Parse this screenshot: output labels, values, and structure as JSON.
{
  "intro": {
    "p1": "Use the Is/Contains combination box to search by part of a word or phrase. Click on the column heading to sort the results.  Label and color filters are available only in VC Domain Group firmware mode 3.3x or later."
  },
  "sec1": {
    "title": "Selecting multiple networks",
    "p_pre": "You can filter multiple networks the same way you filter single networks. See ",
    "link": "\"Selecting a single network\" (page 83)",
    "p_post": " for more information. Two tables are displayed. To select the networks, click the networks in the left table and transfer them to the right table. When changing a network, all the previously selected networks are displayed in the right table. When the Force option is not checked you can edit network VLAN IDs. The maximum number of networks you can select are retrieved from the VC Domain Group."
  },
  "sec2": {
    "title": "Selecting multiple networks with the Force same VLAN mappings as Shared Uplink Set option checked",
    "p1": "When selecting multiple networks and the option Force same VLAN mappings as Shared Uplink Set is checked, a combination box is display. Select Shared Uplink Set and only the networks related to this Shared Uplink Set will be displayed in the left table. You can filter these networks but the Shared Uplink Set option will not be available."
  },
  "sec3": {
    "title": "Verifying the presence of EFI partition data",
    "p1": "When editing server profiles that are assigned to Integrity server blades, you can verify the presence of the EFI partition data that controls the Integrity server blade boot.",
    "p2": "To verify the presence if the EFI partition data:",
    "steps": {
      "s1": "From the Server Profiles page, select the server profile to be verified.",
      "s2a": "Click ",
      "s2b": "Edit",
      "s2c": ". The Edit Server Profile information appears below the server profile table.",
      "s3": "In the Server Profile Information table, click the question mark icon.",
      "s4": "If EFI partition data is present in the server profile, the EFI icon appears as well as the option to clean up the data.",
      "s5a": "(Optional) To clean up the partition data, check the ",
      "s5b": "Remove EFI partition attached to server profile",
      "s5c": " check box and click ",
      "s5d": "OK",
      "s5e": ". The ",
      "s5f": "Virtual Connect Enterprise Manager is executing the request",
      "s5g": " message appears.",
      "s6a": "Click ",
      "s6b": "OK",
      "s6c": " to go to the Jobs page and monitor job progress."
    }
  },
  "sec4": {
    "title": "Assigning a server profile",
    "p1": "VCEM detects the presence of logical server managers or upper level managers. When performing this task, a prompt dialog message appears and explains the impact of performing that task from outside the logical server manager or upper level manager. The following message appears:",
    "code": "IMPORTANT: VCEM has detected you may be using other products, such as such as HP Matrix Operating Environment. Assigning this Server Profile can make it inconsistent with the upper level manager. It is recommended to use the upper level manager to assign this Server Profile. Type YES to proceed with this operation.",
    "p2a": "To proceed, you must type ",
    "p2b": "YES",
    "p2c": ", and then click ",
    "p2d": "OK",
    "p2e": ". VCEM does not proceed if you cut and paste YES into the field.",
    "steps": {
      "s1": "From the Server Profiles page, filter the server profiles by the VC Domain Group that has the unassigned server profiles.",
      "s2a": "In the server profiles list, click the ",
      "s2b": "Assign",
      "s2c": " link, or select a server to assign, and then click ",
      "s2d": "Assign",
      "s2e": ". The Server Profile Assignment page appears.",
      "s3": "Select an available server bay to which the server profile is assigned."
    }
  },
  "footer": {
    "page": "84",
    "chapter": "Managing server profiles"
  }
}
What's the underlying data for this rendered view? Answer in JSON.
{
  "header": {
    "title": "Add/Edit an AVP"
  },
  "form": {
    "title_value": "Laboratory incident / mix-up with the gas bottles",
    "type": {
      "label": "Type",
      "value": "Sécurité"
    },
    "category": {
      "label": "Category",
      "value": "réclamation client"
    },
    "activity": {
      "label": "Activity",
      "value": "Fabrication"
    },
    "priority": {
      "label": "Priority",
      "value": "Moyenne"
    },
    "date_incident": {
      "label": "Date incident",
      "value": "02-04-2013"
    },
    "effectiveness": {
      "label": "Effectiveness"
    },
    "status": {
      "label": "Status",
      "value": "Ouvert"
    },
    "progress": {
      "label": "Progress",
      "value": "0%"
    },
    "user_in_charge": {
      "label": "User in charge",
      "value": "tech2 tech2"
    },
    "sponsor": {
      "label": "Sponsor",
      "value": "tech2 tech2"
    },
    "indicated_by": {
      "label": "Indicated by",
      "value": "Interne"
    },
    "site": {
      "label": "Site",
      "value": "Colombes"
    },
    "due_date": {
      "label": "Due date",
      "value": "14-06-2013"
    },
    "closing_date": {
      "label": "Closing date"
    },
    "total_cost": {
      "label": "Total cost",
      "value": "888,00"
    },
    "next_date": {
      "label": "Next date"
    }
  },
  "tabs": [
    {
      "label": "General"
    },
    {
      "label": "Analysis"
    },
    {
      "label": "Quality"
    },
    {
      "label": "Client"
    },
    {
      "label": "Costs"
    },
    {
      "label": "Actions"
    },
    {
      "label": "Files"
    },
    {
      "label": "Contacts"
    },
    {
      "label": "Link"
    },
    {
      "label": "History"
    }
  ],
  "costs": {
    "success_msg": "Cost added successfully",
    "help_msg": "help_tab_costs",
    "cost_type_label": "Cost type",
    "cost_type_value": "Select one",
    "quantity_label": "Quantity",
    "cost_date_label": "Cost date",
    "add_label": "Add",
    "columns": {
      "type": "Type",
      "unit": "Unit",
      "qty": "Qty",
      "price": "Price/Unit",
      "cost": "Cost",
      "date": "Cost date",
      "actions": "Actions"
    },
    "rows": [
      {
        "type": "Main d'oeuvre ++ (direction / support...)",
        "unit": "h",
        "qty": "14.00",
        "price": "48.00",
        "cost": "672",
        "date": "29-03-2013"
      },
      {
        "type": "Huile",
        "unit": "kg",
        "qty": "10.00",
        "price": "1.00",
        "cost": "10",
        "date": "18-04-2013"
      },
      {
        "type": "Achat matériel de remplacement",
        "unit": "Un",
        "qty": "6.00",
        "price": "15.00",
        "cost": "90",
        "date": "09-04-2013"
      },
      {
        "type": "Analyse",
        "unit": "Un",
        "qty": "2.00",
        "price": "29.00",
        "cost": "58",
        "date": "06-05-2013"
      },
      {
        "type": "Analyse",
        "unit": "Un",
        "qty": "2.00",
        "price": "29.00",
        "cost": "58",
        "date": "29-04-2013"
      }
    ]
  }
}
------------------------------------------------------------
— YOUR INSTRUCTIONS —
All of the entries need to be reproduced exactly; please write them out.

— FULL OUTPUT —
Parse this screenshot: output labels, values, and structure as JSON.
{
  "intro": {
    "p1": "Use the Is/Contains combination box to search by part of a word or phrase. Click on the column heading to sort the results.  Label and color filters are available only in VC Domain Group firmware mode 3.3x or later."
  },
  "sec1": {
    "title": "Selecting multiple networks",
    "p_pre": "You can filter multiple networks the same way you filter single networks. See ",
    "link": "\"Selecting a single network\" (page 83)",
    "p_post": " for more information. Two tables are displayed. To select the networks, click the networks in the left table and transfer them to the right table. When changing a network, all the previously selected networks are displayed in the right table. When the Force option is not checked you can edit network VLAN IDs. The maximum number of networks you can select are retrieved from the VC Domain Group."
  },
  "sec2": {
    "title": "Selecting multiple networks with the Force same VLAN mappings as Shared Uplink Set option checked",
    "p1": "When selecting multiple networks and the option Force same VLAN mappings as Shared Uplink Set is checked, a combination box is display. Select Shared Uplink Set and only the networks related to this Shared Uplink Set will be displayed in the left table. You can filter these networks but the Shared Uplink Set option will not be available."
  },
  "sec3": {
    "title": "Verifying the presence of EFI partition data",
    "p1": "When editing server profiles that are assigned to Integrity server blades, you can verify the presence of the EFI partition data that controls the Integrity server blade boot.",
    "p2": "To verify the presence if the EFI partition data:",
    "steps": {
      "s1": "From the Server Profiles page, select the server profile to be verified.",
      "s2a": "Click ",
      "s2b": "Edit",
      "s2c": ". The Edit Server Profile information appears below the server profile table.",
      "s3": "In the Server Profile Information table, click the question mark icon.",
      "s4": "If EFI partition data is present in the server profile, the EFI icon appears as well as the option to clean up the data.",
      "s5a": "(Optional) To clean up the partition data, check the ",
      "s5b": "Remove EFI partition attached to server profile",
      "s5c": " check box and click ",
      "s5d": "OK",
      "s5e": ". The ",
      "s5f": "Virtual Connect Enterprise Manager is executing the request",
      "s5g": " message appears.",
      "s6a": "Click ",
      "s6b": "OK",
      "s6c": " to go to the Jobs page and monitor job progress."
    }
  },
  "sec4": {
    "title": "Assigning a server profile",
    "p1": "VCEM detects the presence of logical server managers or upper level managers. When performing this task, a prompt dialog message appears and explains the impact of performing that task from outside the logical server manager or upper level manager. The following message appears:",
    "code": "IMPORTANT: VCEM has detected you may be using other products, such as such as HP Matrix Operating Environment. Assigning this Server Profile can make it inconsistent with the upper level manager. It is recommended to use the upper level manager to assign this Server Profile. Type YES to proceed with this operation.",
    "p2a": "To proceed, you must type ",
    "p2b": "YES",
    "p2c": ", and then click ",
    "p2d": "OK",
    "p2e": ". VCEM does not proceed if you cut and paste YES into the field.",
    "steps": {
      "s1": "From the Server Profiles page, filter the server profiles by the VC Domain Group that has the unassigned server profiles.",
      "s2a": "In the server profiles list, click the ",
      "s2b": "Assign",
      "s2c": " link, or select a server to assign, and then click ",
      "s2d": "Assign",
      "s2e": ". The Server Profile Assignment page appears.",
      "s3": "Select an available server bay to which the server profile is assigned."
    }
  },
  "footer": {
    "page": "84",
    "chapter": "Managing server profiles"
  }
}
What's the underlying data for this rendered view? Answer in JSON.
{
  "header": {
    "title": "Add/Edit an AVP"
  },
  "form": {
    "title_value": "Laboratory incident / mix-up with the gas bottles",
    "type": {
      "label": "Type",
      "value": "Sécurité"
    },
    "category": {
      "label": "Category",
      "value": "réclamation client"
    },
    "activity": {
      "label": "Activity",
      "value": "Fabrication"
    },
    "priority": {
      "label": "Priority",
      "value": "Moyenne"
    },
    "date_incident": {
      "label": "Date incident",
      "value": "02-04-2013"
    },
    "effectiveness": {
      "label": "Effectiveness"
    },
    "status": {
      "label": "Status",
      "value": "Ouvert"
    },
    "progress": {
      "label": "Progress",
      "value": "0%"
    },
    "user_in_charge": {
      "label": "User in charge",
      "value": "tech2 tech2"
    },
    "sponsor": {
      "label": "Sponsor",
      "value": "tech2 tech2"
    },
    "indicated_by": {
      "label": "Indicated by",
      "value": "Interne"
    },
    "site": {
      "label": "Site",
      "value": "Colombes"
    },
    "due_date": {
      "label": "Due date",
      "value": "14-06-2013"
    },
    "closing_date": {
      "label": "Closing date"
    },
    "total_cost": {
      "label": "Total cost",
      "value": "888,00"
    },
    "next_date": {
      "label": "Next date"
    }
  },
  "tabs": [
    {
      "label": "General"
    },
    {
      "label": "Analysis"
    },
    {
      "label": "Quality"
    },
    {
      "label": "Client"
    },
    {
      "label": "Costs"
    },
    {
      "label": "Actions"
    },
    {
      "label": "Files"
    },
    {
      "label": "Contacts"
    },
    {
      "label": "Link"
    },
    {
      "label": "History"
    }
  ],
  "costs": {
    "success_msg": "Cost added successfully",
    "help_msg": "help_tab_costs",
    "cost_type_label": "Cost type",
    "cost_type_value": "Select one",
    "quantity_label": "Quantity",
    "cost_date_label": "Cost date",
    "add_label": "Add",
    "columns": {
      "type": "Type",
      "unit": "Unit",
      "qty": "Qty",
      "price": "Price/Unit",
      "cost": "Cost",
      "date": "Cost date",
      "actions": "Actions"
    },
    "rows": [
      {
        "type": "Main d'oeuvre ++ (direction / support...)",
        "unit": "h",
        "qty": "14.00",
        "price": "48.00",
        "cost": "672",
        "date": "29-03-2013"
      },
      {
        "type": "Huile",
        "unit": "kg",
        "qty": "10.00",
        "price": "1.00",
        "cost": "10",
        "date": "18-04-2013"
      },
      {
        "type": "Achat matériel de remplacement",
        "unit": "Un",
        "qty": "6.00",
        "price": "15.00",
        "cost": "90",
        "date": "09-04-2013"
      },
      {
        "type": "Analyse",
        "unit": "Un",
        "qty": "2.00",
        "price": "29.00",
        "cost": "58",
        "date": "06-05-2013"
      },
      {
        "type": "Analyse",
        "unit": "Un",
        "qty": "2.00",
        "price": "29.00",
        "cost": "58",
        "date": "29-04-2013"
      }
    ]
  }
}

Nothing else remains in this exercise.